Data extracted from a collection
###
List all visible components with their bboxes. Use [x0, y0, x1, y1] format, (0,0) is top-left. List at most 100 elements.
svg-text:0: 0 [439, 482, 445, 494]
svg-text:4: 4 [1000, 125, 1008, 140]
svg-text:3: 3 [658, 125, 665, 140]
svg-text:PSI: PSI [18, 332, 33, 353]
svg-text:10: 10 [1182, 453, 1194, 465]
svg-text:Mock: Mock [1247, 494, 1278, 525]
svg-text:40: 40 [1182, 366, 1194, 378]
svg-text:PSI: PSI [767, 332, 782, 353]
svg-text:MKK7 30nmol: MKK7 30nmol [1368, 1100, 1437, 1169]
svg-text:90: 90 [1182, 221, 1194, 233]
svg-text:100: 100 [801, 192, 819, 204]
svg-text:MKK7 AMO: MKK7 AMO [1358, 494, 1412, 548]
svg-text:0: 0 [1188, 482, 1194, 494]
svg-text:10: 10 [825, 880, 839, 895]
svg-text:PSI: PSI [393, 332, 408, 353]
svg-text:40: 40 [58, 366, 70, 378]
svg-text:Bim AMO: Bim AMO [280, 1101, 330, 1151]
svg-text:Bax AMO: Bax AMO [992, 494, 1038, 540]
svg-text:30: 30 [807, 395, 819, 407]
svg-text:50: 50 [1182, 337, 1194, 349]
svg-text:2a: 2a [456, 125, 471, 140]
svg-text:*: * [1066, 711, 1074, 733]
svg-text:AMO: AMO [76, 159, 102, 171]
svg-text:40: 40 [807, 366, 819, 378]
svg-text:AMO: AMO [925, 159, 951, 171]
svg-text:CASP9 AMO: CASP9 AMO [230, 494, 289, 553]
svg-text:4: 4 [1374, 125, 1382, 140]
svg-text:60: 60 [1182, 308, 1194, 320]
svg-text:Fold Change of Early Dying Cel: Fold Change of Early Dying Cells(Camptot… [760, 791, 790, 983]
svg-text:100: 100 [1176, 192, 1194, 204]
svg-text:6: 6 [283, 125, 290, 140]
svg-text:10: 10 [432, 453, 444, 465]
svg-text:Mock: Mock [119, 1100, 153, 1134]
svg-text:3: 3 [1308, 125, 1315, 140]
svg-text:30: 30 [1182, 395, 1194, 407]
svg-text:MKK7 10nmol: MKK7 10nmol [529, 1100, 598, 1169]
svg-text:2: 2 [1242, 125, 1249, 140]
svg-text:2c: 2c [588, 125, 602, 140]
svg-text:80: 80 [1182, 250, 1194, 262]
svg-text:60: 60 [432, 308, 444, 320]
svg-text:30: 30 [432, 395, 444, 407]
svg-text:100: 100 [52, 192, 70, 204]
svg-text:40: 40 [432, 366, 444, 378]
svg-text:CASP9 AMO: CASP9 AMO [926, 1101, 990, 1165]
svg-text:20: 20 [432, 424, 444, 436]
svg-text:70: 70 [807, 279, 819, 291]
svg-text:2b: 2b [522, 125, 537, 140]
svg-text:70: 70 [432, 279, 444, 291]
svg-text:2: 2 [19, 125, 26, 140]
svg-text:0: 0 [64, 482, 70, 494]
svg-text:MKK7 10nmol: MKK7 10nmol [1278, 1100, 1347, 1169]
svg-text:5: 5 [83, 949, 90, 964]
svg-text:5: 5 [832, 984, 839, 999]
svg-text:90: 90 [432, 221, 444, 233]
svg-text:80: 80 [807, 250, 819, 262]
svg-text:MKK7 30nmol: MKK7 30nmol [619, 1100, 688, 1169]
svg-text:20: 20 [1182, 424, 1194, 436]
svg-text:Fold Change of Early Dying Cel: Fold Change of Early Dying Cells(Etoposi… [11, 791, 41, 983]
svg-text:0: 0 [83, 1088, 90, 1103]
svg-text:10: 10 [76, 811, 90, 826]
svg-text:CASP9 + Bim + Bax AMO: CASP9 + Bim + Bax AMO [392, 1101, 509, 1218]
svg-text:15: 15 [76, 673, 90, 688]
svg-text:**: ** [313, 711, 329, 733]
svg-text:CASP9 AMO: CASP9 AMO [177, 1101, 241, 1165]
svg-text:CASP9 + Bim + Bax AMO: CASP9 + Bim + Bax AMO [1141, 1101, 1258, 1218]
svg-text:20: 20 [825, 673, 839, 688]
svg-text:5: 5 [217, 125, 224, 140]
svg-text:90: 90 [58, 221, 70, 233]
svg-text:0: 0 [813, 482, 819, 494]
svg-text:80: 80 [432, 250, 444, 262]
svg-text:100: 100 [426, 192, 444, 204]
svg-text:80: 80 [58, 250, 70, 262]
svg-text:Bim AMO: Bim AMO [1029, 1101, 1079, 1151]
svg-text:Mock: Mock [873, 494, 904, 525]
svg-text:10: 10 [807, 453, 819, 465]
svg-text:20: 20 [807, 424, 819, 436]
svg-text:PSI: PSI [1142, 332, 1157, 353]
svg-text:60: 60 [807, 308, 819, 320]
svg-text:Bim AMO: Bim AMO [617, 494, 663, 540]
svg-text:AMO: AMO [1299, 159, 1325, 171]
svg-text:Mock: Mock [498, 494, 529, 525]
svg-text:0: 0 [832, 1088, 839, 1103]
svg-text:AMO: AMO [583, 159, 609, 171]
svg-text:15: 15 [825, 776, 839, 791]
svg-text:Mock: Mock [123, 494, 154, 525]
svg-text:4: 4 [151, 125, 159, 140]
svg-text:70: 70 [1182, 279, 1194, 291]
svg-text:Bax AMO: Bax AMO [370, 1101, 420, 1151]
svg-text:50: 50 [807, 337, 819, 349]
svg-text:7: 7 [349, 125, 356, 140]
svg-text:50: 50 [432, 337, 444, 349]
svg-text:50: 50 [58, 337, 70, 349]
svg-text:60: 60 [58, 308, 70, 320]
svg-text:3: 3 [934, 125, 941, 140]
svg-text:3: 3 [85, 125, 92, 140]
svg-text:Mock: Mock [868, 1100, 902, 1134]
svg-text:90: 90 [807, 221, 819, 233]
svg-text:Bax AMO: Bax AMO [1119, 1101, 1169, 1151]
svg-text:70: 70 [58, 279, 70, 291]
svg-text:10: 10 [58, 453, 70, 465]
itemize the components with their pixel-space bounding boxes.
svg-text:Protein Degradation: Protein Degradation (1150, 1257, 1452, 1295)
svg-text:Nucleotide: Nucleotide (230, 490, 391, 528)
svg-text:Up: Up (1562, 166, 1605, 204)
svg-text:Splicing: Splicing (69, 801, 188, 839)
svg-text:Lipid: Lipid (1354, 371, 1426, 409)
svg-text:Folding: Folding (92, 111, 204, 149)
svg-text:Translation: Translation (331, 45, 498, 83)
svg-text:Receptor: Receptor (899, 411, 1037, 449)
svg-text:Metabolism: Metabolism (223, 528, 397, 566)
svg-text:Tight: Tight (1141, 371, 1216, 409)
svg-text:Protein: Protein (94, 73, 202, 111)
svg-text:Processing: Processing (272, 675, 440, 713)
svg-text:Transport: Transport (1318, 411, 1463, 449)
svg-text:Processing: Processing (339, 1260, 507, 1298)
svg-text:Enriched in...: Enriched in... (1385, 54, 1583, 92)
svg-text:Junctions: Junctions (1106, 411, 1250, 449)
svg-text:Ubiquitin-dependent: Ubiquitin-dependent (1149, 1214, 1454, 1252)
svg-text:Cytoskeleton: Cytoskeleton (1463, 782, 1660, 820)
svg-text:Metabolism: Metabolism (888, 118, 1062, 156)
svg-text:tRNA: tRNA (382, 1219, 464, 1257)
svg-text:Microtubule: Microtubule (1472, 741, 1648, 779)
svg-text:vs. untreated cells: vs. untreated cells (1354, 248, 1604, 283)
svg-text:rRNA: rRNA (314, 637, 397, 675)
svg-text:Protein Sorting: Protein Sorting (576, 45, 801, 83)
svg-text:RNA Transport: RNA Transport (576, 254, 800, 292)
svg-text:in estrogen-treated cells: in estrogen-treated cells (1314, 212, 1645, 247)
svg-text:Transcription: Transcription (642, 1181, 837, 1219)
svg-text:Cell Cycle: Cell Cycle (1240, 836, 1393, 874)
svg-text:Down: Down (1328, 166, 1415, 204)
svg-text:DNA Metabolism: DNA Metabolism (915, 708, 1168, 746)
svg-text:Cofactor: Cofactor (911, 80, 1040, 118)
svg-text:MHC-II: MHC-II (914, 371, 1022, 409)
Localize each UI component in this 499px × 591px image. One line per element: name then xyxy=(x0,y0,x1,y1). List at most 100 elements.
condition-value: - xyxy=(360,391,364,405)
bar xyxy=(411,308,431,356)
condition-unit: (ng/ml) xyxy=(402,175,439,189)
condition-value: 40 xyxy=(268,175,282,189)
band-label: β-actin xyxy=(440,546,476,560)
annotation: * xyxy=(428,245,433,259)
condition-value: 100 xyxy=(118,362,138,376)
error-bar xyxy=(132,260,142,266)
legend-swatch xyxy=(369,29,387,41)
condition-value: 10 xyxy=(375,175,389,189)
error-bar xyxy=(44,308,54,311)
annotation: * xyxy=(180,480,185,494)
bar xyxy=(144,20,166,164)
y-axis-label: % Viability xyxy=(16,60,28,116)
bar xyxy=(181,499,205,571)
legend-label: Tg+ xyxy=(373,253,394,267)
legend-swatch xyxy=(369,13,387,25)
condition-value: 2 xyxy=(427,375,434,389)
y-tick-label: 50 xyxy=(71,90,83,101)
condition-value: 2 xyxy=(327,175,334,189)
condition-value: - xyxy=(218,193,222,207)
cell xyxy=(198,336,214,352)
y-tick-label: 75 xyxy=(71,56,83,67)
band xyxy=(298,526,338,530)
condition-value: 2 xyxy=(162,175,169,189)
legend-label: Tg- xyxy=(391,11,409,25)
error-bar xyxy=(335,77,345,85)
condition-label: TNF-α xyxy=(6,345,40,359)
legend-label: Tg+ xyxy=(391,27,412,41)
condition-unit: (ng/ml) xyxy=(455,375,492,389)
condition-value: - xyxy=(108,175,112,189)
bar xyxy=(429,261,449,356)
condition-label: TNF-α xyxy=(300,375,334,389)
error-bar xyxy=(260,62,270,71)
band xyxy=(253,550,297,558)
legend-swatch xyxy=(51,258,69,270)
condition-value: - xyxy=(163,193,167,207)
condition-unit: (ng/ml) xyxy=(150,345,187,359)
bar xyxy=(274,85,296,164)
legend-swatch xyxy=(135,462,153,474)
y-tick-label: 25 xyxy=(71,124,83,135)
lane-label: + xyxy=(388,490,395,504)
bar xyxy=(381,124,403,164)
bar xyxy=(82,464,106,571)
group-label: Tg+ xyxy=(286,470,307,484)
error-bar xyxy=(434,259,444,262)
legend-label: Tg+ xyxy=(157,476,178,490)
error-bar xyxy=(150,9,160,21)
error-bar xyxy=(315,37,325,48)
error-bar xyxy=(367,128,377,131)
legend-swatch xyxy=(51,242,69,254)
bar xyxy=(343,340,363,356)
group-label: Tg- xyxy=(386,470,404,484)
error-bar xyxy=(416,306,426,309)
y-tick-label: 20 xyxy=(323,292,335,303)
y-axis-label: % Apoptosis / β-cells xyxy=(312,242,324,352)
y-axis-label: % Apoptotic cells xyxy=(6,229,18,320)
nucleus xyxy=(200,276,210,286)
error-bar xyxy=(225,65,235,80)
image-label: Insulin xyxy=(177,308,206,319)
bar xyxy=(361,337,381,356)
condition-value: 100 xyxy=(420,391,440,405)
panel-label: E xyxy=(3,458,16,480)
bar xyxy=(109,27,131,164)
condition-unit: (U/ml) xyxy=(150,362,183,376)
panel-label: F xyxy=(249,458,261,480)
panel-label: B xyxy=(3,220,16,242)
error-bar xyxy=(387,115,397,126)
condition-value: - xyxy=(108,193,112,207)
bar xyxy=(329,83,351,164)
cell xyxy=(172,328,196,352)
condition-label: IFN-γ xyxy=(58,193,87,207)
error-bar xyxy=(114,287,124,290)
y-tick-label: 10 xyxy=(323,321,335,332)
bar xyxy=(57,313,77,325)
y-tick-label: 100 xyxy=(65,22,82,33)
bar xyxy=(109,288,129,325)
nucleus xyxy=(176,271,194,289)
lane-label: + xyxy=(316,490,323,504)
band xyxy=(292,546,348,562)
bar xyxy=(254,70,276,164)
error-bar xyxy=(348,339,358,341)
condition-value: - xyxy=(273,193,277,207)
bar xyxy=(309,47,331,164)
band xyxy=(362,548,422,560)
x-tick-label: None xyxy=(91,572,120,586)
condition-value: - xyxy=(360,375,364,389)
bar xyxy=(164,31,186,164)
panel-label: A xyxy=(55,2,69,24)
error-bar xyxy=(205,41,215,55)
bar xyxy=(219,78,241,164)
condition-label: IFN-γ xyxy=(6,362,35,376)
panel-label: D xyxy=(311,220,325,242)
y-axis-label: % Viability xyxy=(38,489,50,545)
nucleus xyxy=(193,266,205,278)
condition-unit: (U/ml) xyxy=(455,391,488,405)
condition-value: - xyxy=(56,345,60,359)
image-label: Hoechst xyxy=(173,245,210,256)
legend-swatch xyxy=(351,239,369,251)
###
▸ **Work instruction**:
Select and copy each line from the data that includes the word "panel".

▸ **Output below**:
panel-label: E xyxy=(3,458,16,480)
panel-label: F xyxy=(249,458,261,480)
panel-label: B xyxy=(3,220,16,242)
panel-label: A xyxy=(55,2,69,24)
panel-label: D xyxy=(311,220,325,242)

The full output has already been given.